SELECTION
○ ○ ○

In object-oriented languages, primitives similar to dispatcher functions can often be met, for example, iterating over collections of same type objects, with a specific virtual method being called for each of them. For such cases, COOP [80], LOOP [81] proposed a method for exploitation that replaces the virtual call table. Properly created virtual tables of objects from the collection allow one to organize a chain of objects methods calls. In this case, by analogy with the previous approaches of the current section, whole functions act as gadgets. Data can be transferred between different gadgets either via common fields of objects or through uninitialized variables. In procedural languages, one may also encounter similar iterations over collections of structures that contain pointers to processing functions. For an application written in C as an example, FOP [82] shows an example of building an exploit from program functions.

10 DATA FLOW EXPLOITATION

Chen et al. [83] were the first to show that it is possible to exploit the application data flow and to execute a payload in its context without breaking the control flow integrity. The authors presented several real and synthetic examples. Later, Hu et al. [84, 85] gave the name to these types of attacks (DOP, Data-Oriented Programming). They also showed that DOP attacks could be Turing-complete, i.e., they can execute arbitrary code without violation of the program control flow integrity. Thus, such attacks can not be detected by control-flow integrity methods.

When building DOP chains, one uses DOP gadgets that can be arbitrary pieces of code, and a special dispatcher gadget which is necessary to transfer control between DOP gadgets. The instructions of the virtual machine in which the DOP chaining is executed are some instruction sequences in the original program. The values of the DOP chain variables are stored in memory, since the registers are actively used in the program and tend to get corrupted between executions of two consecutive DOP gadgets. An example of a dispatcher gadget is a cycle with some mechanism to select a DOP gadget, which allows the current gadget to transfer control to the next gadget.

Hu et al. [84, 85] semi-automatically created DOP chains. One should find all DOP gadgets and a dispatcher gadget to build a DOP chain. Having discovered them, one should find the input data for the target program, which leads the execution path to the place containing the gadgets found. Furthermore, each gadget is supplied with information about which region of memory it has changed (global variables, function parameters, local variables). The easiest way is to use gadgets that change the state of global memory. When there are memory errors in the program, attack designing is divided into the following stages: searching for gadgets, selecting suitable gadgets, and stitching them. To stitch gadgets, Hu et al. [84] build a 2D data flow graph that represents data flows in two dimensions: memory addresses and runtime. Then they try to discover new edges on this graph. The authors show some examples of designed attacks on real applications that bypass DEP, ASLR, and CFI protections. Besides, they show that some real applications contain enough gadgets to create DOP chains, including Turing-complete ones.

○ ○ ○

MATERIAL SUPPLIED
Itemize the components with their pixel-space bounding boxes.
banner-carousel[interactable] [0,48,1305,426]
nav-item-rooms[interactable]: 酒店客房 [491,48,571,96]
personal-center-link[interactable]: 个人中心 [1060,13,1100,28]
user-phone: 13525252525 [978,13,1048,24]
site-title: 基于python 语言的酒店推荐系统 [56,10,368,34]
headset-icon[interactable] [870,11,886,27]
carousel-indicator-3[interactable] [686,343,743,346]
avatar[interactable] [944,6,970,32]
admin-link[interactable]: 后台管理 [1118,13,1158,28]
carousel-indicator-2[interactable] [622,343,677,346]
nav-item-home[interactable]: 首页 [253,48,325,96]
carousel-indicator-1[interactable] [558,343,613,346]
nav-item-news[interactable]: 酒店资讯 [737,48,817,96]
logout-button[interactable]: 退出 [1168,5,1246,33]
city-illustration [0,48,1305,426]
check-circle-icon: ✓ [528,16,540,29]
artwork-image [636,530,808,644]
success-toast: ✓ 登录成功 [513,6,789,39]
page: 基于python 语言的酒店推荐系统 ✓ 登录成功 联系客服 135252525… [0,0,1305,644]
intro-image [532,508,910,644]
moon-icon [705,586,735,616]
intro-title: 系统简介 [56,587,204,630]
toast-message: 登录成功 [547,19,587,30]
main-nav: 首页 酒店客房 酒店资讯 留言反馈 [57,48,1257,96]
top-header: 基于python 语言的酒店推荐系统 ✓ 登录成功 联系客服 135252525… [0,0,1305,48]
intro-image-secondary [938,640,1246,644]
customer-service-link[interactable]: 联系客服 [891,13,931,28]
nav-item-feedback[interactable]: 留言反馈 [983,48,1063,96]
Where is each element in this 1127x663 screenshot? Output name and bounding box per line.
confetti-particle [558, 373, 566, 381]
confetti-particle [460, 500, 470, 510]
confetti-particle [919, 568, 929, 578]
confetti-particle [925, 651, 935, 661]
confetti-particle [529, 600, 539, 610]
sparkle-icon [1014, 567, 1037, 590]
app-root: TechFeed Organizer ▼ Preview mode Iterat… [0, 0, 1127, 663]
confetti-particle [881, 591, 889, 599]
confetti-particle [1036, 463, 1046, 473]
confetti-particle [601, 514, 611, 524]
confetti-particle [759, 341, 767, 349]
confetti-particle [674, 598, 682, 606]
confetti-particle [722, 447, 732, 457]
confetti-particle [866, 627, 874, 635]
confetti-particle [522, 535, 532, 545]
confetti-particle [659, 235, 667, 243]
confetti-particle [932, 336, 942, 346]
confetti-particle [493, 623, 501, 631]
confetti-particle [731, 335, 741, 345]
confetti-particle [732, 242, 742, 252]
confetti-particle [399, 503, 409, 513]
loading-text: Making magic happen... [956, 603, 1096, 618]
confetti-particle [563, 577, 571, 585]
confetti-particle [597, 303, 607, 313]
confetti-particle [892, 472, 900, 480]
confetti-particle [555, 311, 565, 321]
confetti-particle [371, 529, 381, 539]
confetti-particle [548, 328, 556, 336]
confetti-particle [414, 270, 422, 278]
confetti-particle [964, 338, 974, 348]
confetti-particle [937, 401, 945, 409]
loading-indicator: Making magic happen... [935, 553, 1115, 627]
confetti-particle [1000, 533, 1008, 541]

○ ○ ○

TASK STATEMENT
Rewrite the part of the excerpt on exploitation techniques that begins with the words containing "Chen et al." and ends with "control-flow integrity methods.", putting "malicious code" in place of "payload". The records are independent material and are unrelated to the excerpt on exploitation techniques.

COMPLETED EXERCISE
Chen et al. [83] were the first to show that it is possible to exploit the application data flow and to execute a malicious code in its context without breaking the control flow integrity. The authors presented several real and synthetic examples. Later, Hu et al. [84, 85] gave the name to these types of attacks (DOP, Data-Oriented Programming). They also showed that DOP attacks could be Turing-complete, i.e., they can execute arbitrary code without violation of the program control flow integrity. Thus, such attacks can not be detected by control-flow integrity methods.